>>>>>

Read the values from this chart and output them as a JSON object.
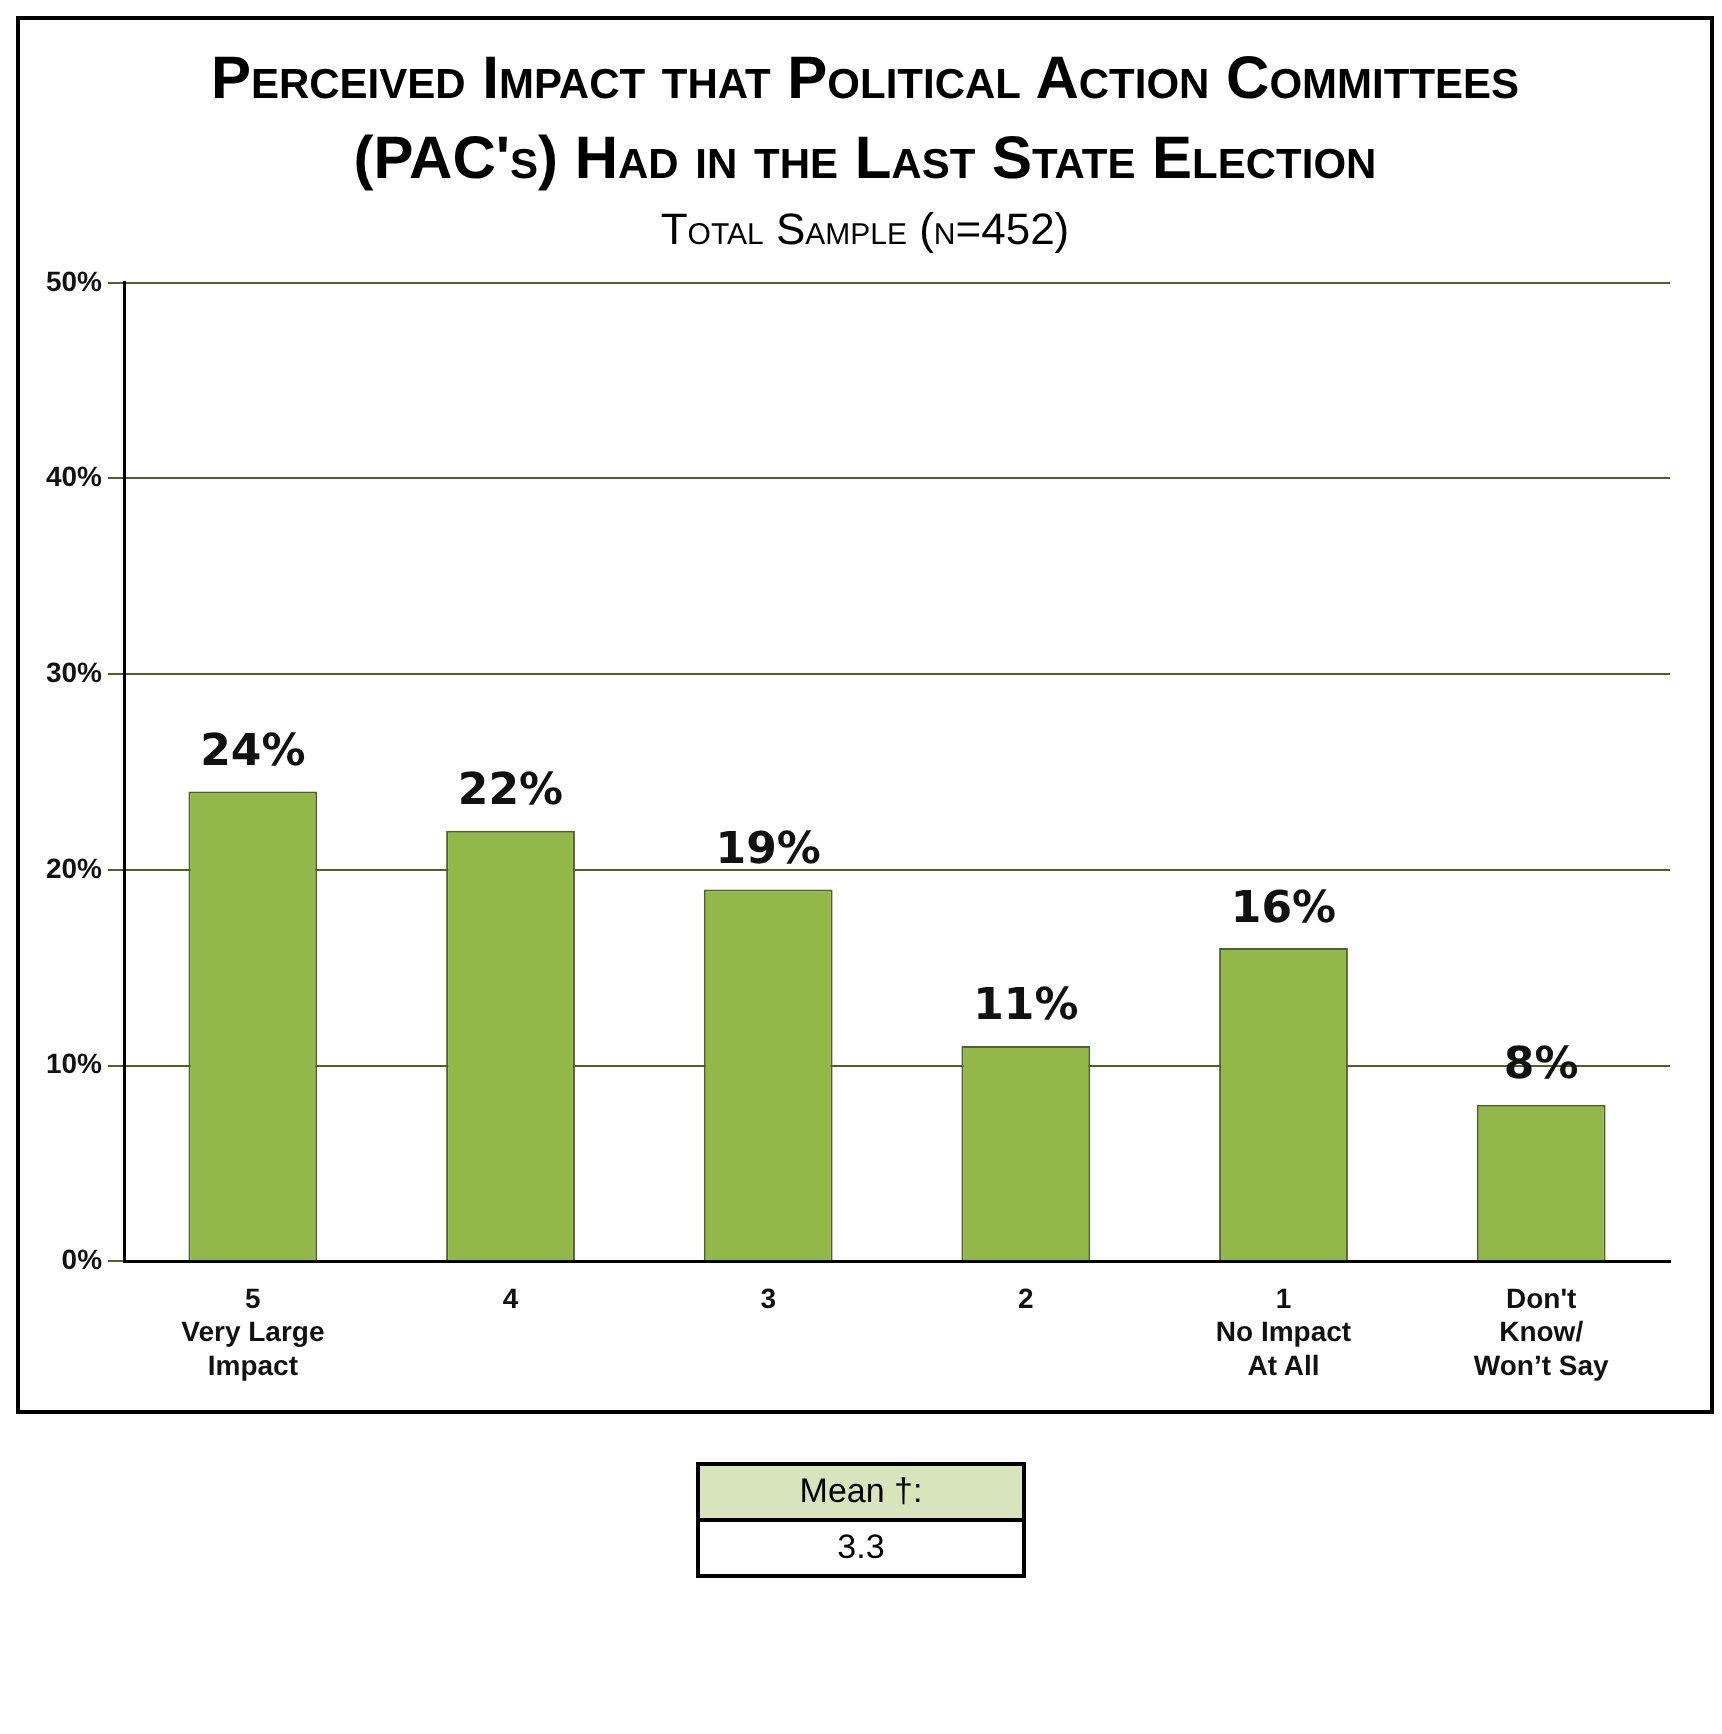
{
  "chart_data": {
    "type": "bar",
    "title": "Perceived Impact that Political Action Committees (PAC's) Had in the Last State Election",
    "subtitle": "Total Sample (n=452)",
    "categories": [
      "5\nVery Large\nImpact",
      "4",
      "3",
      "2",
      "1\nNo Impact\nAt All",
      "Don't\nKnow/\nWon’t Say"
    ],
    "values": [
      24,
      22,
      19,
      11,
      16,
      8
    ],
    "color": "#92b84a",
    "ylim": [
      0,
      50
    ],
    "yticks": [
      {
        "value": 0,
        "label": "0%"
      },
      {
        "value": 10,
        "label": "10%"
      },
      {
        "value": 20,
        "label": "20%"
      },
      {
        "value": 30,
        "label": "30%"
      },
      {
        "value": 40,
        "label": "40%"
      },
      {
        "value": 50,
        "label": "50%"
      }
    ],
    "value_labels": [
      "24%",
      "22%",
      "19%",
      "11%",
      "16%",
      "8%"
    ],
    "grid": "y",
    "legend": false,
    "annotations": [
      "Mean †:",
      "3.3"
    ]
  }
}
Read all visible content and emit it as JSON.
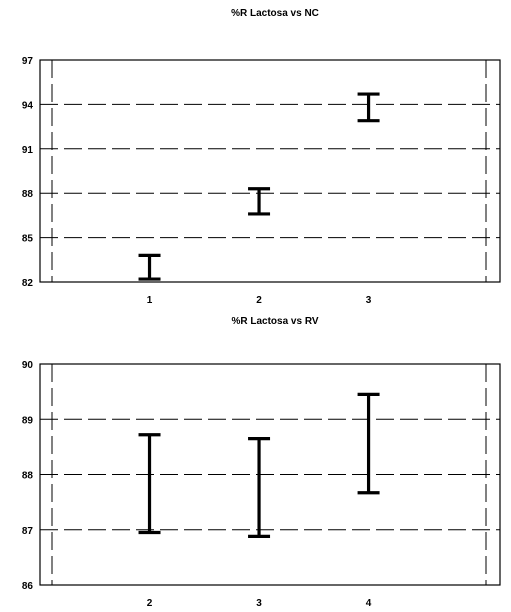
{
  "chart_data": [
    {
      "type": "errorbar",
      "title": "%R Lactosa vs NC",
      "xlabel": "",
      "ylabel": "",
      "xlim": [
        0.0,
        4.2
      ],
      "ylim": [
        82,
        97
      ],
      "x_ticks": [
        1,
        2,
        3
      ],
      "y_ticks": [
        82,
        85,
        88,
        91,
        94,
        97
      ],
      "grid": true,
      "series": [
        {
          "points": [
            {
              "x": 1,
              "low": 82.2,
              "high": 83.8
            },
            {
              "x": 2,
              "low": 86.6,
              "high": 88.3
            },
            {
              "x": 3,
              "low": 92.9,
              "high": 94.7
            }
          ]
        }
      ]
    },
    {
      "type": "errorbar",
      "title": "%R Lactosa vs RV",
      "xlabel": "",
      "ylabel": "",
      "xlim": [
        1.0,
        5.2
      ],
      "ylim": [
        86,
        90
      ],
      "x_ticks": [
        2,
        3,
        4
      ],
      "y_ticks": [
        86,
        87,
        88,
        89,
        90
      ],
      "grid": true,
      "series": [
        {
          "points": [
            {
              "x": 2,
              "low": 86.95,
              "high": 88.72
            },
            {
              "x": 3,
              "low": 86.88,
              "high": 88.65
            },
            {
              "x": 4,
              "low": 87.67,
              "high": 89.45
            }
          ]
        }
      ]
    }
  ]
}
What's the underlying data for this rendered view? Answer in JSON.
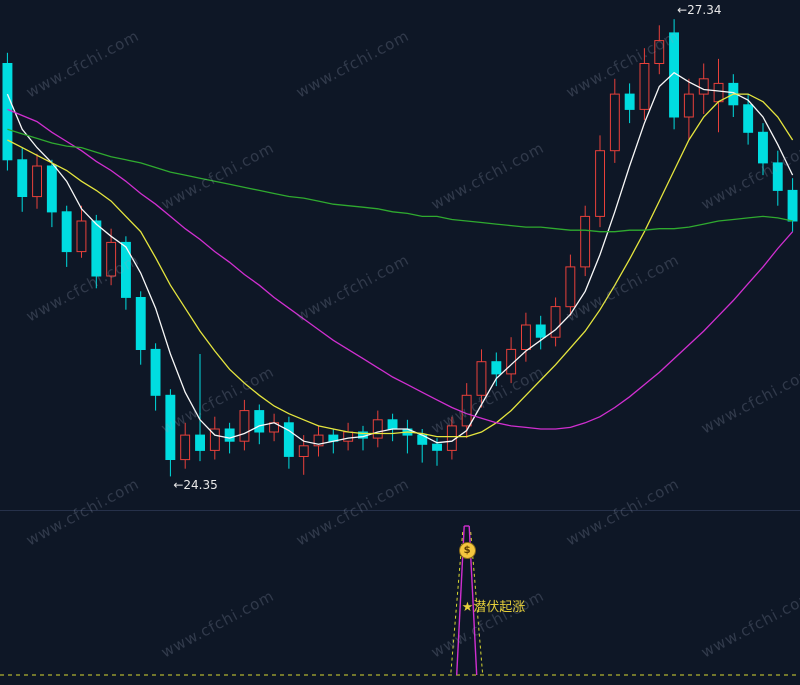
{
  "watermark": {
    "text": "www.cfchi.com"
  },
  "chart": {
    "background": "#0e1726",
    "up_color": "#e8403a",
    "down_color": "#00dde0",
    "annotation_color": "#e8e8e8"
  },
  "chart_data": {
    "type": "candlestick",
    "title": "",
    "ylim": [
      24.3,
      27.4
    ],
    "grid": false,
    "x_axis_visible": false,
    "y_axis_visible": false,
    "high_label": "←27.34",
    "low_label": "←24.35",
    "high_value": 27.34,
    "low_value": 24.35,
    "high_index": 45,
    "low_index": 11,
    "ohlc_order": [
      "open",
      "high",
      "low",
      "close"
    ],
    "candles": [
      [
        27.05,
        27.12,
        26.35,
        26.42
      ],
      [
        26.42,
        26.5,
        26.08,
        26.18
      ],
      [
        26.18,
        26.46,
        26.1,
        26.38
      ],
      [
        26.38,
        26.42,
        25.98,
        26.08
      ],
      [
        26.08,
        26.12,
        25.72,
        25.82
      ],
      [
        25.82,
        26.12,
        25.78,
        26.02
      ],
      [
        26.02,
        26.06,
        25.58,
        25.66
      ],
      [
        25.66,
        25.97,
        25.6,
        25.88
      ],
      [
        25.88,
        25.92,
        25.44,
        25.52
      ],
      [
        25.52,
        25.56,
        25.08,
        25.18
      ],
      [
        25.18,
        25.22,
        24.78,
        24.88
      ],
      [
        24.88,
        24.92,
        24.35,
        24.46
      ],
      [
        24.46,
        24.7,
        24.4,
        24.62
      ],
      [
        24.62,
        25.15,
        24.45,
        24.52
      ],
      [
        24.52,
        24.74,
        24.46,
        24.66
      ],
      [
        24.66,
        24.7,
        24.5,
        24.58
      ],
      [
        24.58,
        24.85,
        24.52,
        24.78
      ],
      [
        24.78,
        24.82,
        24.56,
        24.64
      ],
      [
        24.64,
        24.76,
        24.58,
        24.7
      ],
      [
        24.7,
        24.74,
        24.4,
        24.48
      ],
      [
        24.48,
        24.62,
        24.36,
        24.55
      ],
      [
        24.55,
        24.68,
        24.48,
        24.62
      ],
      [
        24.62,
        24.66,
        24.5,
        24.58
      ],
      [
        24.58,
        24.7,
        24.52,
        24.64
      ],
      [
        24.64,
        24.68,
        24.52,
        24.6
      ],
      [
        24.6,
        24.78,
        24.54,
        24.72
      ],
      [
        24.72,
        24.76,
        24.58,
        24.66
      ],
      [
        24.66,
        24.72,
        24.5,
        24.62
      ],
      [
        24.62,
        24.66,
        24.44,
        24.56
      ],
      [
        24.56,
        24.6,
        24.42,
        24.52
      ],
      [
        24.52,
        24.74,
        24.46,
        24.68
      ],
      [
        24.68,
        24.96,
        24.6,
        24.88
      ],
      [
        24.88,
        25.18,
        24.8,
        25.1
      ],
      [
        25.1,
        25.16,
        24.94,
        25.02
      ],
      [
        25.02,
        25.26,
        24.96,
        25.18
      ],
      [
        25.18,
        25.42,
        25.1,
        25.34
      ],
      [
        25.34,
        25.4,
        25.18,
        25.26
      ],
      [
        25.26,
        25.52,
        25.2,
        25.46
      ],
      [
        25.46,
        25.8,
        25.4,
        25.72
      ],
      [
        25.72,
        26.12,
        25.66,
        26.05
      ],
      [
        26.05,
        26.58,
        25.98,
        26.48
      ],
      [
        26.48,
        26.95,
        26.4,
        26.85
      ],
      [
        26.85,
        26.92,
        26.66,
        26.75
      ],
      [
        26.75,
        27.15,
        26.68,
        27.05
      ],
      [
        27.05,
        27.3,
        26.98,
        27.2
      ],
      [
        27.25,
        27.34,
        26.62,
        26.7
      ],
      [
        26.7,
        26.95,
        26.55,
        26.85
      ],
      [
        26.85,
        27.05,
        26.72,
        26.95
      ],
      [
        26.8,
        27.08,
        26.6,
        26.92
      ],
      [
        26.92,
        26.98,
        26.7,
        26.78
      ],
      [
        26.78,
        26.85,
        26.52,
        26.6
      ],
      [
        26.6,
        26.66,
        26.32,
        26.4
      ],
      [
        26.4,
        26.48,
        26.12,
        26.22
      ],
      [
        26.22,
        26.3,
        25.95,
        26.02
      ]
    ],
    "ma_lines": [
      {
        "name": "white-fast-ma",
        "color": "#f8f8f8",
        "values": [
          26.85,
          26.62,
          26.5,
          26.4,
          26.28,
          26.1,
          26.0,
          25.92,
          25.85,
          25.68,
          25.45,
          25.15,
          24.9,
          24.72,
          24.62,
          24.6,
          24.63,
          24.68,
          24.7,
          24.65,
          24.58,
          24.56,
          24.58,
          24.6,
          24.61,
          24.64,
          24.66,
          24.66,
          24.62,
          24.57,
          24.58,
          24.65,
          24.82,
          24.99,
          25.08,
          25.17,
          25.24,
          25.31,
          25.41,
          25.56,
          25.8,
          26.08,
          26.38,
          26.66,
          26.9,
          26.99,
          26.93,
          26.88,
          26.87,
          26.86,
          26.81,
          26.7,
          26.52,
          26.32
        ]
      },
      {
        "name": "yellow-ma",
        "color": "#e5e53e",
        "values": [
          26.55,
          26.5,
          26.45,
          26.4,
          26.35,
          26.28,
          26.22,
          26.15,
          26.05,
          25.95,
          25.78,
          25.6,
          25.45,
          25.3,
          25.17,
          25.05,
          24.96,
          24.88,
          24.81,
          24.76,
          24.72,
          24.68,
          24.66,
          24.64,
          24.63,
          24.63,
          24.63,
          24.64,
          24.63,
          24.61,
          24.61,
          24.61,
          24.64,
          24.7,
          24.78,
          24.88,
          24.98,
          25.08,
          25.19,
          25.3,
          25.44,
          25.6,
          25.77,
          25.95,
          26.15,
          26.35,
          26.55,
          26.7,
          26.8,
          26.85,
          26.85,
          26.8,
          26.7,
          26.55
        ]
      },
      {
        "name": "magenta-ma",
        "color": "#d02fd0",
        "values": [
          26.75,
          26.71,
          26.67,
          26.6,
          26.54,
          26.48,
          26.41,
          26.35,
          26.28,
          26.2,
          26.13,
          26.05,
          25.97,
          25.9,
          25.82,
          25.75,
          25.67,
          25.6,
          25.52,
          25.45,
          25.38,
          25.31,
          25.24,
          25.18,
          25.12,
          25.06,
          25.0,
          24.95,
          24.9,
          24.85,
          24.8,
          24.76,
          24.73,
          24.7,
          24.68,
          24.67,
          24.66,
          24.66,
          24.67,
          24.7,
          24.74,
          24.8,
          24.87,
          24.95,
          25.03,
          25.12,
          25.21,
          25.3,
          25.4,
          25.5,
          25.61,
          25.72,
          25.84,
          25.95
        ]
      },
      {
        "name": "green-slow-ma",
        "color": "#2faa2f",
        "values": [
          26.62,
          26.59,
          26.56,
          26.53,
          26.51,
          26.5,
          26.47,
          26.44,
          26.42,
          26.4,
          26.37,
          26.34,
          26.32,
          26.3,
          26.28,
          26.26,
          26.24,
          26.22,
          26.2,
          26.18,
          26.17,
          26.15,
          26.13,
          26.12,
          26.11,
          26.1,
          26.08,
          26.07,
          26.05,
          26.05,
          26.03,
          26.02,
          26.01,
          26.0,
          25.99,
          25.98,
          25.98,
          25.97,
          25.96,
          25.96,
          25.95,
          25.95,
          25.96,
          25.96,
          25.97,
          25.97,
          25.98,
          26.0,
          26.02,
          26.03,
          26.04,
          26.05,
          26.04,
          26.02
        ]
      }
    ],
    "sub_indicator": {
      "type": "signal-spike",
      "signal_index": 31,
      "label": "★潜伏起涨",
      "icon": "$",
      "icon_color": "#f4c63e",
      "spike_color": "#d02fd0",
      "dash_color": "#d8d832",
      "baseline_style": "dashed"
    }
  }
}
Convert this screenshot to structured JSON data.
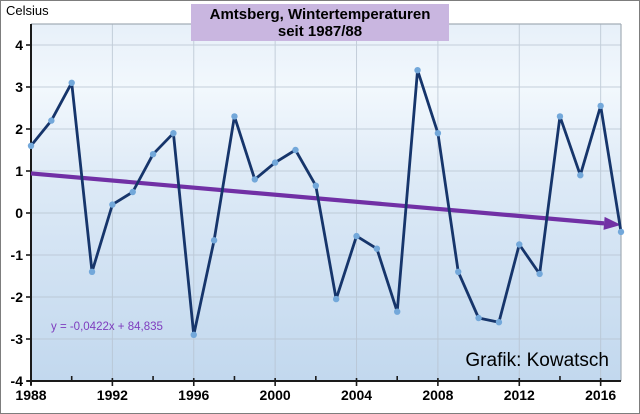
{
  "header": {
    "y_axis_unit_label": "Celsius",
    "title_line1": "Amtsberg, Wintertemperaturen",
    "title_line2": "seit 1987/88",
    "title_bg": "#c9b6e0"
  },
  "annotations": {
    "trend_equation": "y = -0,0422x + 84,835",
    "credit": "Grafik: Kowatsch"
  },
  "chart_data": {
    "type": "line",
    "title": "Amtsberg, Wintertemperaturen seit 1987/88",
    "xlabel": "",
    "ylabel": "Celsius",
    "x": [
      1988,
      1989,
      1990,
      1991,
      1992,
      1993,
      1994,
      1995,
      1996,
      1997,
      1998,
      1999,
      2000,
      2001,
      2002,
      2003,
      2004,
      2005,
      2006,
      2007,
      2008,
      2009,
      2010,
      2011,
      2012,
      2013,
      2014,
      2015,
      2016,
      2017
    ],
    "values": [
      1.6,
      2.2,
      3.1,
      -1.4,
      0.2,
      0.5,
      1.4,
      1.9,
      -2.9,
      -0.65,
      2.3,
      0.8,
      1.2,
      1.5,
      0.65,
      -2.05,
      -0.55,
      -0.85,
      -2.35,
      3.4,
      1.9,
      -1.4,
      -2.5,
      -2.6,
      -0.75,
      -1.45,
      2.3,
      0.9,
      2.55,
      -0.45
    ],
    "xlim": [
      1988,
      2017
    ],
    "ylim": [
      -4,
      4.5
    ],
    "x_tick_labels": [
      1988,
      1992,
      1996,
      2000,
      2004,
      2008,
      2012,
      2016
    ],
    "x_tick_minor": [
      1990,
      1994,
      1998,
      2002,
      2006,
      2010,
      2014
    ],
    "y_ticks": [
      4,
      3,
      2,
      1,
      0,
      -1,
      -2,
      -3,
      -4
    ],
    "grid": true,
    "legend": "none",
    "trend": {
      "slope": -0.0422,
      "intercept": 84.835,
      "label": "y = -0,0422x + 84,835"
    },
    "colors": {
      "line": "#16356b",
      "marker": "#73a8da",
      "trend": "#7130a5",
      "grid": "#b6c2cf",
      "axis_dark": "#1a1a1a",
      "frame_light": "#a3adb6",
      "tick_label": "#000000",
      "plot_bg_top": "#e7f0f9",
      "plot_bg_light": "#f2f8fd",
      "plot_bg_mid": "#dce9f6",
      "plot_bg_bottom": "#c2d8ee"
    }
  }
}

<<<<<

# Written exercise
Gather, from the listing above, every line carrying the word "JSON".

# Response to this task
Read the values from this chart and output them as a JSON object.
Read all visible content and emit it as JSON.
What's the underlying data for this rendered view? Answer in JSON.
Convert this screenshot to structured JSON data.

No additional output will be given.